# [AIM OF THE TASK]
Copy the rows starting at the line containing "data-gap — [1362, 545, 1365, 956]" and ending at the line containing "x-tick-label: 21 — [1270, 462, 1289, 480]", swapping "data-gap" for "data-void" and leaving everything else unchanged.

# [Collected data]
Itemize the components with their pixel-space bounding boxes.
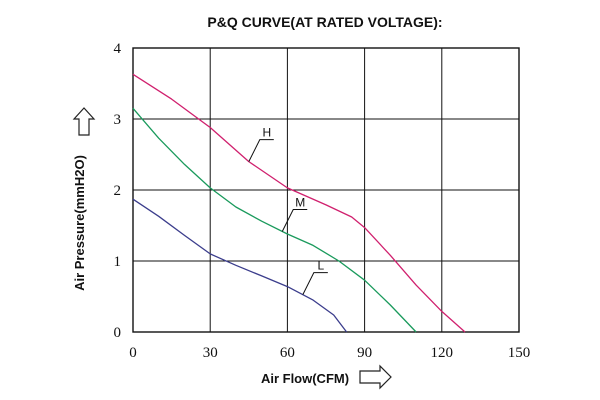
y-tick-label: 0	[114, 325, 122, 341]
callout-leader-h	[248, 139, 274, 162]
x-tick-label: 120	[431, 345, 454, 361]
x-tick-label: 150	[508, 345, 531, 361]
series-line-m	[132, 107, 417, 333]
x-axis-label: Air Flow(CFM)	[261, 371, 349, 386]
x-tick-label: 90	[357, 345, 372, 361]
y-tick-label: 2	[114, 183, 122, 199]
x-tick-label: 60	[280, 345, 295, 361]
y-tick-label: 4	[114, 41, 122, 57]
tick-labels: 0 30 60 90 120 150 0 1 2 3 4	[114, 41, 531, 361]
series-line-l	[132, 198, 348, 333]
callout-leader-m	[281, 208, 308, 232]
grid	[132, 47, 520, 333]
series-label-l: L	[317, 259, 324, 273]
y-tick-label: 1	[114, 254, 122, 270]
series-callouts: H M L	[248, 126, 328, 295]
series-label-m: M	[295, 195, 305, 209]
right-arrow-icon	[359, 364, 392, 390]
callout-leader-l	[302, 272, 328, 295]
x-tick-label: 0	[129, 345, 137, 361]
up-arrow-icon	[72, 107, 96, 136]
y-tick-label: 3	[114, 112, 122, 128]
x-tick-label: 30	[203, 345, 218, 361]
y-axis-label: Air Pressure(mmH2O)	[72, 155, 87, 291]
series-line-h	[132, 73, 466, 333]
chart-title: P&Q CURVE(AT RATED VOLTAGE):	[207, 14, 442, 30]
curves	[132, 73, 466, 333]
series-label-h: H	[262, 126, 271, 140]
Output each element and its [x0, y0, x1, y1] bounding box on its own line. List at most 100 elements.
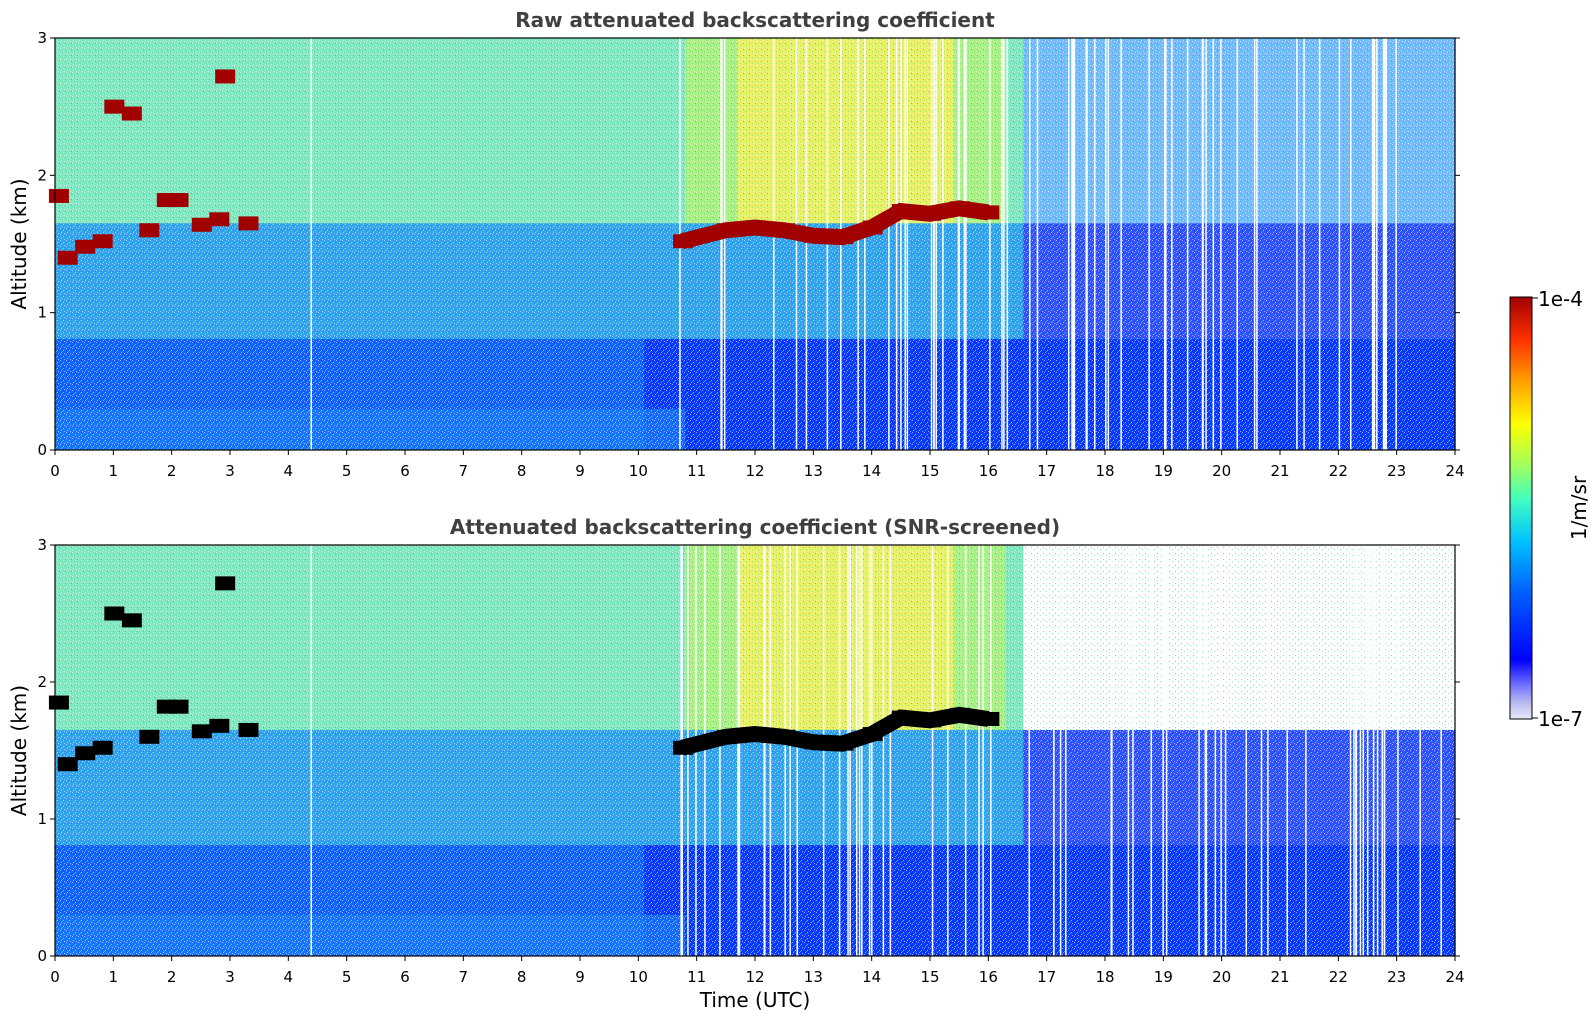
data-gap — [1362, 545, 1365, 956]
cloud-layer-cloud-band — [673, 200, 1000, 250]
data-gap — [1267, 545, 1269, 956]
data-gap — [935, 38, 937, 450]
data-gap — [1198, 545, 1200, 956]
data-gap — [1150, 545, 1153, 956]
data-gap — [310, 545, 312, 956]
x-tick-label: 6 — [400, 968, 410, 986]
data-gap — [1381, 545, 1383, 956]
data-gap — [1105, 38, 1107, 450]
data-gap — [773, 38, 775, 450]
data-gap — [978, 545, 980, 956]
cloud-cell — [48, 188, 69, 203]
data-gap — [1003, 38, 1005, 450]
x-tick-label: 5 — [342, 462, 352, 480]
data-gap — [1305, 545, 1307, 956]
cloud-cell — [75, 746, 96, 761]
data-gap — [933, 38, 935, 450]
x-tick-label: 23 — [1387, 462, 1406, 480]
data-gap — [1245, 545, 1248, 956]
x-tick-label: 12 — [745, 968, 764, 986]
x-tick-label: 19 — [1154, 968, 1173, 986]
cloud-cell — [92, 234, 113, 249]
data-gap — [930, 38, 933, 450]
x-tick-label: 21 — [1270, 462, 1289, 480]
cloud-cell — [168, 193, 189, 208]
data-gap — [1212, 38, 1215, 450]
data-gap — [1162, 545, 1164, 956]
data-gap — [958, 38, 960, 450]
data-gap — [1236, 38, 1238, 450]
x-tick-label: 0 — [50, 462, 60, 480]
x-tick-label: 24 — [1445, 968, 1464, 986]
x-axis: 0 1 2 3 4 5 6 7 8 9 10 11 12 13 14 15 16 17 18 19 20 21 22 23 24 — [50, 450, 1465, 480]
x-tick-label: 13 — [804, 968, 823, 986]
data-gap — [1071, 38, 1073, 450]
cloud-cell — [209, 718, 230, 733]
colorbar-min-label: 1e-7 — [1538, 707, 1583, 731]
data-gap — [889, 545, 892, 956]
data-gap — [1001, 38, 1003, 450]
data-gap — [1359, 545, 1362, 956]
x-tick-label: 17 — [1037, 462, 1056, 480]
colorbar-unit-label: 1/m/sr — [1567, 475, 1591, 540]
x-tick-label: 20 — [1212, 462, 1231, 480]
data-gap — [1171, 38, 1173, 450]
data-gap — [965, 38, 967, 450]
data-gap — [1384, 38, 1387, 450]
heatmap-cells — [55, 545, 1456, 957]
x-axis-label: Time (UTC) — [699, 988, 811, 1012]
data-gap — [738, 545, 741, 956]
y-tick-label: 2 — [37, 166, 47, 184]
data-gap — [1204, 545, 1207, 956]
data-gap — [1148, 38, 1150, 450]
x-tick-label: 22 — [1329, 462, 1348, 480]
cloud-cell — [121, 613, 142, 628]
chart-title: Attenuated backscattering coefficient (S… — [450, 515, 1060, 539]
cloud-cell — [48, 695, 69, 710]
x-tick-label: 3 — [225, 462, 235, 480]
cloud-cell — [75, 239, 96, 254]
x-tick-label: 21 — [1270, 968, 1289, 986]
y-axis-label: Altitude (km) — [7, 178, 31, 309]
data-gap — [947, 545, 949, 956]
x-tick-label: 11 — [687, 968, 706, 986]
y-tick-label: 0 — [37, 947, 47, 965]
data-gap — [861, 545, 863, 956]
data-gap — [1107, 38, 1110, 450]
cloud-band-path — [680, 706, 990, 756]
data-gap — [789, 545, 791, 956]
y-axis: 0 1 2 3 — [37, 29, 1460, 459]
cloud-cell — [191, 217, 212, 232]
data-gap — [900, 38, 902, 450]
x-tick-label: 14 — [862, 968, 881, 986]
data-gap — [963, 38, 966, 450]
data-gap — [1256, 38, 1258, 450]
y-tick-label: 1 — [37, 304, 47, 322]
panel-2: 0 1 2 3 4 5 6 7 8 9 10 11 12 13 14 15 16 17 18 19 20 21 22 23 24… — [7, 515, 1465, 1012]
data-gap — [1296, 38, 1298, 450]
cloud-cell — [104, 606, 125, 621]
data-gap — [904, 38, 906, 450]
noise-overlay — [55, 545, 1455, 956]
x-tick-label: 16 — [979, 968, 998, 986]
y-tick-label: 3 — [37, 29, 47, 47]
data-gap — [1397, 545, 1399, 956]
data-gap — [784, 545, 786, 956]
data-gap — [1376, 545, 1379, 956]
cloud-cell — [92, 740, 113, 755]
data-gap — [1205, 38, 1207, 450]
x-tick-label: 23 — [1387, 968, 1406, 986]
cloud-layer-cloud — [48, 69, 259, 265]
x-tick-label: 8 — [517, 968, 527, 986]
x-tick-label: 0 — [50, 968, 60, 986]
data-gap — [982, 545, 984, 956]
x-tick-label: 2 — [167, 462, 177, 480]
data-gap — [855, 545, 858, 956]
data-gap — [1028, 545, 1030, 956]
cloud-cell — [139, 223, 160, 238]
data-gap — [1059, 545, 1062, 956]
data-gap — [721, 38, 723, 450]
data-gap — [1395, 38, 1397, 450]
x-tick-label: 12 — [745, 462, 764, 480]
data-gap — [1220, 38, 1222, 450]
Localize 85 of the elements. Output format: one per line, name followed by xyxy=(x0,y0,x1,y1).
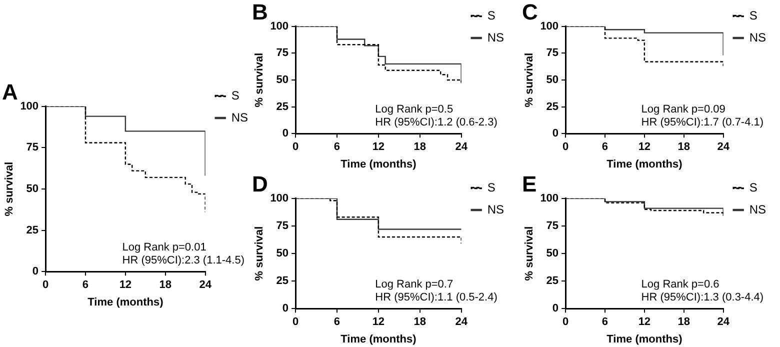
x-tick-label: 6 xyxy=(334,316,340,328)
y-tick-label: 75 xyxy=(26,142,39,154)
legend-label: NS xyxy=(749,202,766,216)
legend-label: S xyxy=(231,88,240,102)
y-tick-label: 100 xyxy=(20,100,39,112)
x-tick-label: 6 xyxy=(602,316,608,328)
legend-label: S xyxy=(749,180,758,194)
annotation: HR (95%CI):1.2 (0.6-2.3) xyxy=(375,116,498,129)
x-axis-title: Time (months) xyxy=(606,158,683,170)
y-tick-label: 50 xyxy=(276,248,289,260)
y-tick-label: 0 xyxy=(32,266,39,278)
x-tick-label: 18 xyxy=(159,279,172,292)
y-tick-label: 0 xyxy=(282,302,289,315)
legend-label: S xyxy=(749,8,758,22)
x-tick-label: 12 xyxy=(638,141,651,154)
y-tick-label: 75 xyxy=(276,47,289,60)
y-tick-label: 75 xyxy=(276,220,289,232)
y-axis-title: % survival xyxy=(254,226,266,281)
x-tick-label: 0 xyxy=(292,141,299,154)
annotation: HR (95%CI):1.3 (0.3-4.4) xyxy=(641,292,764,304)
y-tick-label: 25 xyxy=(546,275,559,288)
x-axis-title: Time (months) xyxy=(340,333,417,346)
legend-label: S xyxy=(487,180,496,194)
x-tick-label: 12 xyxy=(119,279,132,292)
y-tick-label: 100 xyxy=(540,20,559,32)
x-tick-label: 0 xyxy=(292,316,299,328)
y-tick-label: 50 xyxy=(26,183,39,196)
y-tick-label: 25 xyxy=(276,275,289,288)
x-tick-label: 24 xyxy=(455,141,468,154)
y-tick-label: 100 xyxy=(540,192,559,204)
annotation: Log Rank p=0.01 xyxy=(122,242,206,254)
chart-title: E xyxy=(522,171,537,196)
y-tick-label: 50 xyxy=(276,74,289,86)
y-tick-label: 100 xyxy=(270,20,289,32)
annotation: Log Rank p=0.6 xyxy=(641,278,720,291)
legend-label: S xyxy=(487,8,496,22)
x-tick-label: 0 xyxy=(42,279,49,292)
x-tick-label: 18 xyxy=(678,141,690,154)
legend-label: NS xyxy=(231,110,248,124)
x-tick-label: 24 xyxy=(455,316,468,328)
annotation: HR (95%CI):1.1 (0.5-2.4) xyxy=(375,292,498,304)
y-tick-label: 0 xyxy=(552,128,559,140)
annotation: Log Rank p=0.5 xyxy=(375,104,454,116)
y-tick-label: 100 xyxy=(270,192,289,204)
chart-title: B xyxy=(252,0,268,24)
y-axis-title: % survival xyxy=(254,52,266,108)
y-axis-title: % survival xyxy=(524,226,536,281)
x-axis-title: Time (months) xyxy=(340,158,417,170)
y-tick-label: 0 xyxy=(282,128,289,140)
x-tick-label: 0 xyxy=(562,316,569,328)
x-tick-label: 24 xyxy=(717,141,730,154)
y-tick-label: 50 xyxy=(546,248,559,260)
x-tick-label: 24 xyxy=(199,279,212,292)
chart-title: D xyxy=(252,171,268,196)
x-tick-label: 12 xyxy=(372,141,385,154)
legend-label: NS xyxy=(487,30,504,44)
chart-title: C xyxy=(522,0,538,24)
chart-title: A xyxy=(2,79,18,104)
x-tick-label: 24 xyxy=(717,316,730,328)
y-axis-title: % survival xyxy=(524,52,536,108)
x-tick-label: 18 xyxy=(414,316,426,328)
legend-label: NS xyxy=(749,30,766,44)
x-tick-label: 6 xyxy=(334,141,340,154)
x-tick-label: 18 xyxy=(678,316,690,328)
y-tick-label: 0 xyxy=(552,302,559,315)
x-tick-label: 12 xyxy=(638,316,651,328)
annotation: Log Rank p=0.7 xyxy=(375,278,454,291)
y-axis-title: % survival xyxy=(4,162,16,216)
x-axis-title: Time (months) xyxy=(606,333,683,346)
y-tick-label: 25 xyxy=(546,100,559,113)
annotation: HR (95%CI):2.3 (1.1-4.5) xyxy=(122,254,245,267)
x-tick-label: 0 xyxy=(562,141,569,154)
x-tick-label: 12 xyxy=(372,316,385,328)
x-axis-title: Time (months) xyxy=(88,296,164,308)
legend-label: NS xyxy=(487,202,504,216)
annotation: HR (95%CI):1.7 (0.7-4.1) xyxy=(641,116,764,129)
y-tick-label: 50 xyxy=(546,74,559,86)
y-tick-label: 25 xyxy=(26,224,39,236)
y-tick-label: 75 xyxy=(546,220,559,232)
y-tick-label: 75 xyxy=(546,47,559,60)
x-tick-label: 6 xyxy=(602,141,608,154)
x-tick-label: 18 xyxy=(414,141,426,154)
x-tick-label: 6 xyxy=(82,279,89,292)
y-tick-label: 25 xyxy=(276,100,289,113)
annotation: Log Rank p=0.09 xyxy=(641,104,726,116)
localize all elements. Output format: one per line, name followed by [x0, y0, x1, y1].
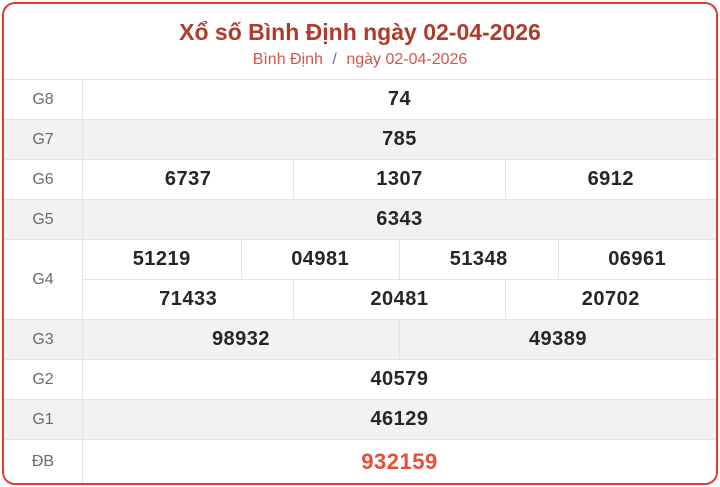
prize-row-g4: G4 51219 04981 51348 06961 71433 20481 2… — [4, 239, 716, 319]
prize-label-g3: G3 — [4, 320, 83, 359]
prize-row-db: ĐB 932159 — [4, 439, 716, 483]
prize-number: 46129 — [370, 408, 429, 430]
prize-row-g2: G2 40579 — [4, 359, 716, 399]
prize-number: 6737 — [164, 168, 212, 190]
prize-row-g5: G5 6343 — [4, 199, 716, 239]
prize-number: 40579 — [370, 368, 429, 390]
prize-number: 51219 — [132, 248, 191, 270]
prize-number: 20702 — [504, 280, 716, 319]
prize-number: 6912 — [504, 160, 716, 199]
header: Xổ số Bình Định ngày 02-04-2026 Bình Địn… — [4, 4, 716, 79]
prize-number: 20481 — [293, 280, 504, 319]
prize-label-g7: G7 — [4, 120, 83, 159]
prize-number: 06961 — [557, 240, 717, 279]
prize-number: 1307 — [293, 160, 504, 199]
breadcrumb-separator: / — [332, 51, 337, 69]
prize-number: 71433 — [159, 288, 218, 310]
prize-number: 74 — [387, 88, 412, 110]
prize-number: 6343 — [376, 208, 423, 230]
prize-number: 49389 — [399, 320, 716, 359]
prize-label-g5: G5 — [4, 200, 83, 239]
special-prize-number: 932159 — [361, 448, 438, 474]
breadcrumb-province[interactable]: Bình Định — [252, 51, 323, 69]
prize-row-g3: G3 98932 49389 — [4, 319, 716, 359]
breadcrumb-date[interactable]: ngày 02-04-2026 — [346, 51, 468, 69]
prize-row-g1: G1 46129 — [4, 399, 716, 439]
prize-number: 04981 — [240, 240, 400, 279]
prize-label-g1: G1 — [4, 400, 83, 439]
prize-label-g4: G4 — [4, 240, 83, 319]
prize-row-g8: G8 74 — [4, 80, 716, 119]
prize-number: 98932 — [211, 328, 271, 350]
prize-table: G8 74 G7 785 G6 6737 1307 6912 — [4, 79, 716, 483]
page-title: Xổ số Bình Định ngày 02-04-2026 — [179, 18, 541, 45]
prize-number: 51348 — [399, 240, 558, 279]
prize-label-db: ĐB — [4, 440, 83, 483]
prize-number: 785 — [382, 128, 417, 150]
prize-label-g8: G8 — [4, 80, 83, 119]
breadcrumb: Bình Định / ngày 02-04-2026 — [253, 51, 468, 69]
prize-row-g6: G6 6737 1307 6912 — [4, 159, 716, 199]
prize-row-g7: G7 785 — [4, 119, 716, 159]
prize-label-g6: G6 — [4, 160, 83, 199]
prize-label-g2: G2 — [4, 360, 83, 399]
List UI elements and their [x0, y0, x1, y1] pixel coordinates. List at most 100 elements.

# [CORRECT ANSWER]
data-void — [1362, 545, 1365, 956]
cloud-layer-cloud-band — [673, 200, 1000, 250]
data-void — [1267, 545, 1269, 956]
data-void — [935, 38, 937, 450]
data-void — [1198, 545, 1200, 956]
data-void — [1150, 545, 1153, 956]
data-void — [310, 545, 312, 956]
x-tick-label: 6 — [400, 968, 410, 986]
data-void — [1381, 545, 1383, 956]
data-void — [1105, 38, 1107, 450]
data-void — [773, 38, 775, 450]
data-void — [978, 545, 980, 956]
cloud-cell — [48, 188, 69, 203]
data-void — [1003, 38, 1005, 450]
x-tick-label: 5 — [342, 462, 352, 480]
data-void — [1305, 545, 1307, 956]
cloud-cell — [75, 746, 96, 761]
data-void — [933, 38, 935, 450]
x-tick-label: 23 — [1387, 462, 1406, 480]
data-void — [1245, 545, 1248, 956]
x-tick-label: 12 — [745, 968, 764, 986]
x-tick-label: 19 — [1154, 968, 1173, 986]
cloud-cell — [92, 234, 113, 249]
data-void — [930, 38, 933, 450]
x-tick-label: 21 — [1270, 462, 1289, 480]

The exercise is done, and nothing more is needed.